> [Goal]
Return the number of lines in which the word "ffffff" appears; add nothing else.

> [The records]
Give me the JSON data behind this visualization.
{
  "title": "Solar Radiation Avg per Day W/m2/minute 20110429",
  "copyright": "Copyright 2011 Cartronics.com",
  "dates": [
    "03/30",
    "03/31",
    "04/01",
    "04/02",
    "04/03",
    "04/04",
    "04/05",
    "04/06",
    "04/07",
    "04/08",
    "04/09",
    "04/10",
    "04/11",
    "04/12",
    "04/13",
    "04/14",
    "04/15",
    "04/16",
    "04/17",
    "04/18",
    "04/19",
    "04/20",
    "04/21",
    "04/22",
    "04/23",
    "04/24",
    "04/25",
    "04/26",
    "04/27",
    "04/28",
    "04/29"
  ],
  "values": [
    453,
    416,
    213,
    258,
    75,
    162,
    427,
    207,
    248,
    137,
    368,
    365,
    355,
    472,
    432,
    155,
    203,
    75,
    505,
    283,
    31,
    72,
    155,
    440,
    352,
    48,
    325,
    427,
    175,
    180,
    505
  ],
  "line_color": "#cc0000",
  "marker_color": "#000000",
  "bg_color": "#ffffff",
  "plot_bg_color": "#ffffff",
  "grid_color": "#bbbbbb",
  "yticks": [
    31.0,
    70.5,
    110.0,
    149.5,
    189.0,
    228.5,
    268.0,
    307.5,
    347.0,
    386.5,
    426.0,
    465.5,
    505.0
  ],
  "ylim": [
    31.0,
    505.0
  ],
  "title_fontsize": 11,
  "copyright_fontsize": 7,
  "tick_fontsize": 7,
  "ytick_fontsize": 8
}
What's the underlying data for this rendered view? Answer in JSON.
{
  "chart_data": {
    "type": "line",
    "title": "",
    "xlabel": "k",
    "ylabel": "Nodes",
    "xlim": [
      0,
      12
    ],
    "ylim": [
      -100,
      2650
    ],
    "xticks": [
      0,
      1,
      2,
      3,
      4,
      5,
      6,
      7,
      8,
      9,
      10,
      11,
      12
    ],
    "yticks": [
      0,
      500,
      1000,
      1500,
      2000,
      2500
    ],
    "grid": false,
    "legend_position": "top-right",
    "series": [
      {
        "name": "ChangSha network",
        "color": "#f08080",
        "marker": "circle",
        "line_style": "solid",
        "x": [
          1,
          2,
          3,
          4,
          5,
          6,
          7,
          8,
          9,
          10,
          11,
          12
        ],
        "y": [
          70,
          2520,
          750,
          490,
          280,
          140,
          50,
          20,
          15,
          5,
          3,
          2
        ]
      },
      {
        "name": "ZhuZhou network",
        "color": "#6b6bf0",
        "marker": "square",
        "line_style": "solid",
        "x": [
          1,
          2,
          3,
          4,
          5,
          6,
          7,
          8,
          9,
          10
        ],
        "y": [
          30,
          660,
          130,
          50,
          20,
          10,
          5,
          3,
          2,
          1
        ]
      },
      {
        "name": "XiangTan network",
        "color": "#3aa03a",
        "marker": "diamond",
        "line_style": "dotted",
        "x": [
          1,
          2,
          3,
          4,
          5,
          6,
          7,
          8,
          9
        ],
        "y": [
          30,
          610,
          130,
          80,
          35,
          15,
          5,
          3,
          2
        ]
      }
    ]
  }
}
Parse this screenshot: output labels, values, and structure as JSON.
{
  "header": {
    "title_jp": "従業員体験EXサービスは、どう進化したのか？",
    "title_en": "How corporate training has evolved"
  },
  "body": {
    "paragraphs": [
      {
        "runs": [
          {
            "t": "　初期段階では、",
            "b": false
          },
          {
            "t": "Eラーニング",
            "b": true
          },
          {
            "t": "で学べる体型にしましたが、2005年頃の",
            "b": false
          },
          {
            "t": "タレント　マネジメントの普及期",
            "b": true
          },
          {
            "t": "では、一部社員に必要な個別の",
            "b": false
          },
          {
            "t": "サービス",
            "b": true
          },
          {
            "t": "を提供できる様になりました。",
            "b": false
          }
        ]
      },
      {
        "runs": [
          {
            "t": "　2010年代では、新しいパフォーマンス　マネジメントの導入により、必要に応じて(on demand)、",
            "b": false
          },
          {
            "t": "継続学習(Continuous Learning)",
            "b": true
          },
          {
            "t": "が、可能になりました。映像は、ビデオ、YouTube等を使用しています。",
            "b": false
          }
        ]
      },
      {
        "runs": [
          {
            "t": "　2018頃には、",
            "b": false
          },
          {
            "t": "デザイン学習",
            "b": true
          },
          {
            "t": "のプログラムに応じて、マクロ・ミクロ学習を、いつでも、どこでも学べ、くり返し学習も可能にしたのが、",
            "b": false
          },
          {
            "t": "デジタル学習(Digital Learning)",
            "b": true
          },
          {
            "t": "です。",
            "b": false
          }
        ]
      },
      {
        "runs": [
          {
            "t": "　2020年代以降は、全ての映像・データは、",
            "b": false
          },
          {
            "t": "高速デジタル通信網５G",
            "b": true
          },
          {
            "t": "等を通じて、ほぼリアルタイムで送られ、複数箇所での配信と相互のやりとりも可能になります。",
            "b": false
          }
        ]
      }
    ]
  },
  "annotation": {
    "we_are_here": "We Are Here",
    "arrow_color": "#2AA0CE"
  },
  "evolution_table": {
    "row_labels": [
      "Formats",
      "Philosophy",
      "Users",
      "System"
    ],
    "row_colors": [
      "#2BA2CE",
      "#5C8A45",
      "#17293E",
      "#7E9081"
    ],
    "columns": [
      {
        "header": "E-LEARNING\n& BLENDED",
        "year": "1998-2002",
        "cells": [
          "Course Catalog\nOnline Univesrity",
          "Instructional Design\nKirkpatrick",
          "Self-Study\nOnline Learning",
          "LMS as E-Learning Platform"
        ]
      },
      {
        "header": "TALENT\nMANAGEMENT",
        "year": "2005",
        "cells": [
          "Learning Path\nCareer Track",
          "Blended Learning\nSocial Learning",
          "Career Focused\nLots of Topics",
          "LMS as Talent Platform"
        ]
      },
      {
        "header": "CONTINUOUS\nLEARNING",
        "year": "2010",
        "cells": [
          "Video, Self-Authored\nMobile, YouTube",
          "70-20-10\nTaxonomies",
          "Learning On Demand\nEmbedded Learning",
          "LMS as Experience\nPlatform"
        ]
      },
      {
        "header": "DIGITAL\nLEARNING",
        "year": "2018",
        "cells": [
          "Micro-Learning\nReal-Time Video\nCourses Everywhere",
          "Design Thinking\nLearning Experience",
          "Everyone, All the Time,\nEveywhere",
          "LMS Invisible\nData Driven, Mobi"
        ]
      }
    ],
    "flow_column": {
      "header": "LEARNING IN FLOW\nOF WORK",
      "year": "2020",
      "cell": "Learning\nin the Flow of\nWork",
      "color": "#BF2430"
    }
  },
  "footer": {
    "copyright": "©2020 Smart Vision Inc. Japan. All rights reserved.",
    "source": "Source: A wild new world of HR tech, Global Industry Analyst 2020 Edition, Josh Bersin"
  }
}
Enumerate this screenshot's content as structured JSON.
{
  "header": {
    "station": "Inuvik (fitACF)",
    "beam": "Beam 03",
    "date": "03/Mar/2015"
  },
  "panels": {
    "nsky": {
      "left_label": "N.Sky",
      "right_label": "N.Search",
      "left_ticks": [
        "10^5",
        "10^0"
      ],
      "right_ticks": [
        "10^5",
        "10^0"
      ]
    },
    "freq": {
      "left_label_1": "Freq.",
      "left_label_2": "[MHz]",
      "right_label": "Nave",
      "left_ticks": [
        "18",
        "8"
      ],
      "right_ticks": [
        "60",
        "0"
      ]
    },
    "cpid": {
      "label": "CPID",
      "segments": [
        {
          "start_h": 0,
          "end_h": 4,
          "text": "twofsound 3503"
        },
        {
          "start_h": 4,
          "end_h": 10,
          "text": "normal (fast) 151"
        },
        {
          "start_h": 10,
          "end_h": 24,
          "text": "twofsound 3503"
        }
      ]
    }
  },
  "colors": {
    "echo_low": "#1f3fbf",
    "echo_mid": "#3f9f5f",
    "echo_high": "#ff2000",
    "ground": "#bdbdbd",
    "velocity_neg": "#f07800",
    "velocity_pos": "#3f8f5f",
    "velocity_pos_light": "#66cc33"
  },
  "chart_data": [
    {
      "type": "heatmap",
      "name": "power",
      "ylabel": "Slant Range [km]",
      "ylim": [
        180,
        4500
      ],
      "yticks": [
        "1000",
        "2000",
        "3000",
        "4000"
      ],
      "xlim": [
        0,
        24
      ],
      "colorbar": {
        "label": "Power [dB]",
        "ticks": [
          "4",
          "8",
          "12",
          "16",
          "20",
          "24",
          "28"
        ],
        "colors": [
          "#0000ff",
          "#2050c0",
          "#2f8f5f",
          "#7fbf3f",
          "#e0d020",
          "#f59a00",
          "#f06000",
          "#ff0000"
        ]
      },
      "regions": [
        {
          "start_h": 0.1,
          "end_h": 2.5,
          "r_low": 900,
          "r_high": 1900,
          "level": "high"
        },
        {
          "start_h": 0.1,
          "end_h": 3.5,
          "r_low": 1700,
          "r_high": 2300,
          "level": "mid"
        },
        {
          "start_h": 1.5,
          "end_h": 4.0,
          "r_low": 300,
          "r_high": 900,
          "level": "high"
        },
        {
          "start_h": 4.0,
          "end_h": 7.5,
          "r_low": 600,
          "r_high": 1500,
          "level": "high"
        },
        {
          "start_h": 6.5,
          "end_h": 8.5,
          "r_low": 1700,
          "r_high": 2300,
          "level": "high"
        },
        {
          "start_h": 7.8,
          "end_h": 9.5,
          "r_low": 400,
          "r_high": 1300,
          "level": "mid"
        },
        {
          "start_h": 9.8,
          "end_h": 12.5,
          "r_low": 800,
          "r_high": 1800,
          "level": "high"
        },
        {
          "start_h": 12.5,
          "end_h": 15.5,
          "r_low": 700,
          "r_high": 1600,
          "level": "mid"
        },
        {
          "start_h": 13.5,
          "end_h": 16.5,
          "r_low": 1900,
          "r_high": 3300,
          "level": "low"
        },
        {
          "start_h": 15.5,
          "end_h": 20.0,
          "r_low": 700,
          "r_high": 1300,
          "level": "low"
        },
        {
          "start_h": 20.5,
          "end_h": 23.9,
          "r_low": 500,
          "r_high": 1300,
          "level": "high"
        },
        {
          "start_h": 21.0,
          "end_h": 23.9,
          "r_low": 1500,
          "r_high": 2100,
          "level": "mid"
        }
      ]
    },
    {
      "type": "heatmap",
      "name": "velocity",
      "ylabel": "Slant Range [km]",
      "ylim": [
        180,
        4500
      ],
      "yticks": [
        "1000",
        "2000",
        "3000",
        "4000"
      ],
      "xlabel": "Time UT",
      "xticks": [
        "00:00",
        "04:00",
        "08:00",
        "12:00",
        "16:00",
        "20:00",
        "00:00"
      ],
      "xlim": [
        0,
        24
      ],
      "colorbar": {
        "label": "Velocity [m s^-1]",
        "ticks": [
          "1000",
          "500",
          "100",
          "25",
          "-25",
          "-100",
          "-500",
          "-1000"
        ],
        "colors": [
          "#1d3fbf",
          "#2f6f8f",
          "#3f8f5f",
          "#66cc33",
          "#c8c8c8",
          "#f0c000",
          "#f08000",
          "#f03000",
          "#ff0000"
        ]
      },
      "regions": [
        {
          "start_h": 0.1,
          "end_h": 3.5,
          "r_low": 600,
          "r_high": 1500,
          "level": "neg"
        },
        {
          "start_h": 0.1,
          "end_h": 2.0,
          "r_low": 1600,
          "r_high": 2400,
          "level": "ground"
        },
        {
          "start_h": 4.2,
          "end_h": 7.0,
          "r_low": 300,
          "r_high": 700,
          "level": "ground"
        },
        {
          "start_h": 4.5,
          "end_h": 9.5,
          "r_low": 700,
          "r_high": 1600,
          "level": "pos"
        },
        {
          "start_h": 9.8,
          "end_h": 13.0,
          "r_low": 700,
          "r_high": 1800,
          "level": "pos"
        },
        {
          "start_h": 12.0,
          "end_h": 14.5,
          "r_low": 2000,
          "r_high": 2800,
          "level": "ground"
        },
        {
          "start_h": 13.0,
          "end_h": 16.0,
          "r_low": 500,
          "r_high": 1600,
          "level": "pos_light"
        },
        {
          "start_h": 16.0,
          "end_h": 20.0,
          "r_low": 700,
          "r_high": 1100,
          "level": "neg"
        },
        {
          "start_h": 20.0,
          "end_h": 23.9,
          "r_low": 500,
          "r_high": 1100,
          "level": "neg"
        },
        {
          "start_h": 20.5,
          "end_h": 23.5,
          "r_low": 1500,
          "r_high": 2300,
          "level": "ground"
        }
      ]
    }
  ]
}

> [Finished task]
2